[DIRECTIVE]: Verbatim output of all the material below is required.

[DATA SHOWN]:
•••

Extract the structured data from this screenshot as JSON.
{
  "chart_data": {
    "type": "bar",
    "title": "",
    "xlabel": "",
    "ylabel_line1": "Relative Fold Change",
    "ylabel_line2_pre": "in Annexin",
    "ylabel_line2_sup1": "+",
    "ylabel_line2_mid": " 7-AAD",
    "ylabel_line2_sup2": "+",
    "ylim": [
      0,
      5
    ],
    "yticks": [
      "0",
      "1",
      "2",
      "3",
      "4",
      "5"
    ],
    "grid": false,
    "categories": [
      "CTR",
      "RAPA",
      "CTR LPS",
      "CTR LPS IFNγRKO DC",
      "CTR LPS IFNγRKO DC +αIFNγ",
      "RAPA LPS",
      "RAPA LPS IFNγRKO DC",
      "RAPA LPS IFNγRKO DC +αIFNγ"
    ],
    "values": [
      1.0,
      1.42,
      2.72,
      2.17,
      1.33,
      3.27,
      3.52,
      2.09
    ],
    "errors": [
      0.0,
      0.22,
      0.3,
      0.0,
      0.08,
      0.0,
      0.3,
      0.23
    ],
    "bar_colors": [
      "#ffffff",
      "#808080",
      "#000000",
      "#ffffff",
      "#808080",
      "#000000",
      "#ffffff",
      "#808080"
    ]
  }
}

•••

[TASK ANSWER]:
Extract the structured data from this screenshot as JSON.
{
  "chart_data": {
    "type": "bar",
    "title": "",
    "xlabel": "",
    "ylabel_line1": "Relative Fold Change",
    "ylabel_line2_pre": "in Annexin",
    "ylabel_line2_sup1": "+",
    "ylabel_line2_mid": " 7-AAD",
    "ylabel_line2_sup2": "+",
    "ylim": [
      0,
      5
    ],
    "yticks": [
      "0",
      "1",
      "2",
      "3",
      "4",
      "5"
    ],
    "grid": false,
    "categories": [
      "CTR",
      "RAPA",
      "CTR LPS",
      "CTR LPS IFNγRKO DC",
      "CTR LPS IFNγRKO DC +αIFNγ",
      "RAPA LPS",
      "RAPA LPS IFNγRKO DC",
      "RAPA LPS IFNγRKO DC +αIFNγ"
    ],
    "values": [
      1.0,
      1.42,
      2.72,
      2.17,
      1.33,
      3.27,
      3.52,
      2.09
    ],
    "errors": [
      0.0,
      0.22,
      0.3,
      0.0,
      0.08,
      0.0,
      0.3,
      0.23
    ],
    "bar_colors": [
      "#ffffff",
      "#808080",
      "#000000",
      "#ffffff",
      "#808080",
      "#000000",
      "#ffffff",
      "#808080"
    ]
  }
}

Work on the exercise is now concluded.